→ SET EXERCISE
Would you extract the whole listing below and retype it exactly?

:: MATERIAL FOR THIS EXERCISE ::

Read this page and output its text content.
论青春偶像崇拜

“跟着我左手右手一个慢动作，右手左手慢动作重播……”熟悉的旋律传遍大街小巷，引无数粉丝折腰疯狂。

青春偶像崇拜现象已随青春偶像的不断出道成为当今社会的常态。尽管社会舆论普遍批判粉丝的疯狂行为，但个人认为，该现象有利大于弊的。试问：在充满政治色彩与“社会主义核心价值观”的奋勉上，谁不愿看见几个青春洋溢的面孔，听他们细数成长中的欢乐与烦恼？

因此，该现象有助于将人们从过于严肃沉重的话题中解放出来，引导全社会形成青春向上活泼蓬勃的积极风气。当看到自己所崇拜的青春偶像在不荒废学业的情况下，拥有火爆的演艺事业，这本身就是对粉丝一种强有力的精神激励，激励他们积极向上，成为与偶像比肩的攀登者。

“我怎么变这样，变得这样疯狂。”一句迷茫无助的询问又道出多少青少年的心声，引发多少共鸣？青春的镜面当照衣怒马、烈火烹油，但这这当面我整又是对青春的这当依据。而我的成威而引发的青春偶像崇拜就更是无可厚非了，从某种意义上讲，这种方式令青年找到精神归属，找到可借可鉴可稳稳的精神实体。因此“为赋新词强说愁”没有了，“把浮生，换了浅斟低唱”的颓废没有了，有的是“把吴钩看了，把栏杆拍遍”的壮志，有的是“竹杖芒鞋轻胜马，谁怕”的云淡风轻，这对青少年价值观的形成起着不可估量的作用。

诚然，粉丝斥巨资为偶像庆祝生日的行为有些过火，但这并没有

:::

→ RESULT OF THIS TASK
Read this page and output its text content.
论青春偶像崇拜

“跟着我左手右手一个慢动作，右手左手慢动作重播……”熟悉的旋律传遍大街小巷，引无数粉丝折腰疯狂。

青春偶像崇拜现象已随青春偶像的不断出道成为当今社会的常态。尽管社会舆论普遍批判粉丝的疯狂行为，但个人认为，该现象有利大于弊的。试问：在充满政治色彩与“社会主义核心价值观”的奋勉上，谁不愿看见几个青春洋溢的面孔，听他们细数成长中的欢乐与烦恼？

因此，该现象有助于将人们从过于严肃沉重的话题中解放出来，引导全社会形成青春向上活泼蓬勃的积极风气。当看到自己所崇拜的青春偶像在不荒废学业的情况下，拥有火爆的演艺事业，这本身就是对粉丝一种强有力的精神激励，激励他们积极向上，成为与偶像比肩的攀登者。

“我怎么变这样，变得这样疯狂。”一句迷茫无助的询问又道出多少青少年的心声，引发多少共鸣？青春的镜面当照衣怒马、烈火烹油，但这这当面我整又是对青春的这当依据。而我的成威而引发的青春偶像崇拜就更是无可厚非了，从某种意义上讲，这种方式令青年找到精神归属，找到可借可鉴可稳稳的精神实体。因此“为赋新词强说愁”没有了，“把浮生，换了浅斟低唱”的颓废没有了，有的是“把吴钩看了，把栏杆拍遍”的壮志，有的是“竹杖芒鞋轻胜马，谁怕”的云淡风轻，这对青少年价值观的形成起着不可估量的作用。

诚然，粉丝斥巨资为偶像庆祝生日的行为有些过火，但这并没有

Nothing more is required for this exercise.